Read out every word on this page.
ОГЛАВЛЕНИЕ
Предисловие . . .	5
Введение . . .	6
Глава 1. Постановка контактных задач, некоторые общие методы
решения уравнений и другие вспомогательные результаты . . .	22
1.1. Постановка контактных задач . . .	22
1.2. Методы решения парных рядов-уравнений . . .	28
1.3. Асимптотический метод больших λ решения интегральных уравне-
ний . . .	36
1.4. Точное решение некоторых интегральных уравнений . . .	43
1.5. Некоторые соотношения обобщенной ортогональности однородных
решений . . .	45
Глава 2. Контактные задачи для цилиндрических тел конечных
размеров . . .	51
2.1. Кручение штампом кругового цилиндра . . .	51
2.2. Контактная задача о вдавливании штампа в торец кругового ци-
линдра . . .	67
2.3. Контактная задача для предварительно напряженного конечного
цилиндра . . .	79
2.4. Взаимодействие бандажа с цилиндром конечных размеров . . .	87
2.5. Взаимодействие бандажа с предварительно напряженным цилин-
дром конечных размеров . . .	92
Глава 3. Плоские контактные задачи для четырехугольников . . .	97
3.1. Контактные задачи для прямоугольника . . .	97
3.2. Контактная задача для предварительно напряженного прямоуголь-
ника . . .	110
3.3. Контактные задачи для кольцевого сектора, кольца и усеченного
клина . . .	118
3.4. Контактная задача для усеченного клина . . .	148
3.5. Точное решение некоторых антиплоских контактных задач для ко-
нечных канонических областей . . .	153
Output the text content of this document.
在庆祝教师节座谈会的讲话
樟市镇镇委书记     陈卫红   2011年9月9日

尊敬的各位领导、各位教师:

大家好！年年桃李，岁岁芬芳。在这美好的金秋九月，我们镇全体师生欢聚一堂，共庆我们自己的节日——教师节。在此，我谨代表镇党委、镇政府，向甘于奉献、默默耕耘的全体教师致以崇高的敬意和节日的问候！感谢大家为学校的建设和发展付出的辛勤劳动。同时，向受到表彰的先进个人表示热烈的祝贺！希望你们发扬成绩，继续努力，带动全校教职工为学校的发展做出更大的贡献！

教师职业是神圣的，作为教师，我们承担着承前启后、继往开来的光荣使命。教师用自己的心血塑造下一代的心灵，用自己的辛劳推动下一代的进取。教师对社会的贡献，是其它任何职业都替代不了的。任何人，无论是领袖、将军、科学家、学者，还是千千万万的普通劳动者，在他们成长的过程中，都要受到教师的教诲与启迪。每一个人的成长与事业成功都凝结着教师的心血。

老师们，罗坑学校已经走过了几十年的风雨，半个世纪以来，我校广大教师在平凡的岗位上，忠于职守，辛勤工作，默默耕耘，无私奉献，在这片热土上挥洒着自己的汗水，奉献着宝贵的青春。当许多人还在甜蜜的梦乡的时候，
● ● ● ●
Extract, word for word, each line of the listing above.

_Task result:_
Read out every word on this page.
ОГЛАВЛЕНИЕ
Предисловие . . .	5
Введение . . .	6
Глава 1. Постановка контактных задач, некоторые общие методы
решения уравнений и другие вспомогательные результаты . . .	22
1.1. Постановка контактных задач . . .	22
1.2. Методы решения парных рядов-уравнений . . .	28
1.3. Асимптотический метод больших λ решения интегральных уравне-
ний . . .	36
1.4. Точное решение некоторых интегральных уравнений . . .	43
1.5. Некоторые соотношения обобщенной ортогональности однородных
решений . . .	45
Глава 2. Контактные задачи для цилиндрических тел конечных
размеров . . .	51
2.1. Кручение штампом кругового цилиндра . . .	51
2.2. Контактная задача о вдавливании штампа в торец кругового ци-
линдра . . .	67
2.3. Контактная задача для предварительно напряженного конечного
цилиндра . . .	79
2.4. Взаимодействие бандажа с цилиндром конечных размеров . . .	87
2.5. Взаимодействие бандажа с предварительно напряженным цилин-
дром конечных размеров . . .	92
Глава 3. Плоские контактные задачи для четырехугольников . . .	97
3.1. Контактные задачи для прямоугольника . . .	97
3.2. Контактная задача для предварительно напряженного прямоуголь-
ника . . .	110
3.3. Контактные задачи для кольцевого сектора, кольца и усеченного
клина . . .	118
3.4. Контактная задача для усеченного клина . . .	148
3.5. Точное решение некоторых антиплоских контактных задач для ко-
нечных канонических областей . . .	153
Output the text content of this document.
在庆祝教师节座谈会的讲话
樟市镇镇委书记     陈卫红   2011年9月9日

尊敬的各位领导、各位教师:

大家好！年年桃李，岁岁芬芳。在这美好的金秋九月，我们镇全体师生欢聚一堂，共庆我们自己的节日——教师节。在此，我谨代表镇党委、镇政府，向甘于奉献、默默耕耘的全体教师致以崇高的敬意和节日的问候！感谢大家为学校的建设和发展付出的辛勤劳动。同时，向受到表彰的先进个人表示热烈的祝贺！希望你们发扬成绩，继续努力，带动全校教职工为学校的发展做出更大的贡献！

教师职业是神圣的，作为教师，我们承担着承前启后、继往开来的光荣使命。教师用自己的心血塑造下一代的心灵，用自己的辛劳推动下一代的进取。教师对社会的贡献，是其它任何职业都替代不了的。任何人，无论是领袖、将军、科学家、学者，还是千千万万的普通劳动者，在他们成长的过程中，都要受到教师的教诲与启迪。每一个人的成长与事业成功都凝结着教师的心血。

老师们，罗坑学校已经走过了几十年的风雨，半个世纪以来，我校广大教师在平凡的岗位上，忠于职守，辛勤工作，默默耕耘，无私奉献，在这片热土上挥洒着自己的汗水，奉献着宝贵的青春。当许多人还在甜蜜的梦乡的时候，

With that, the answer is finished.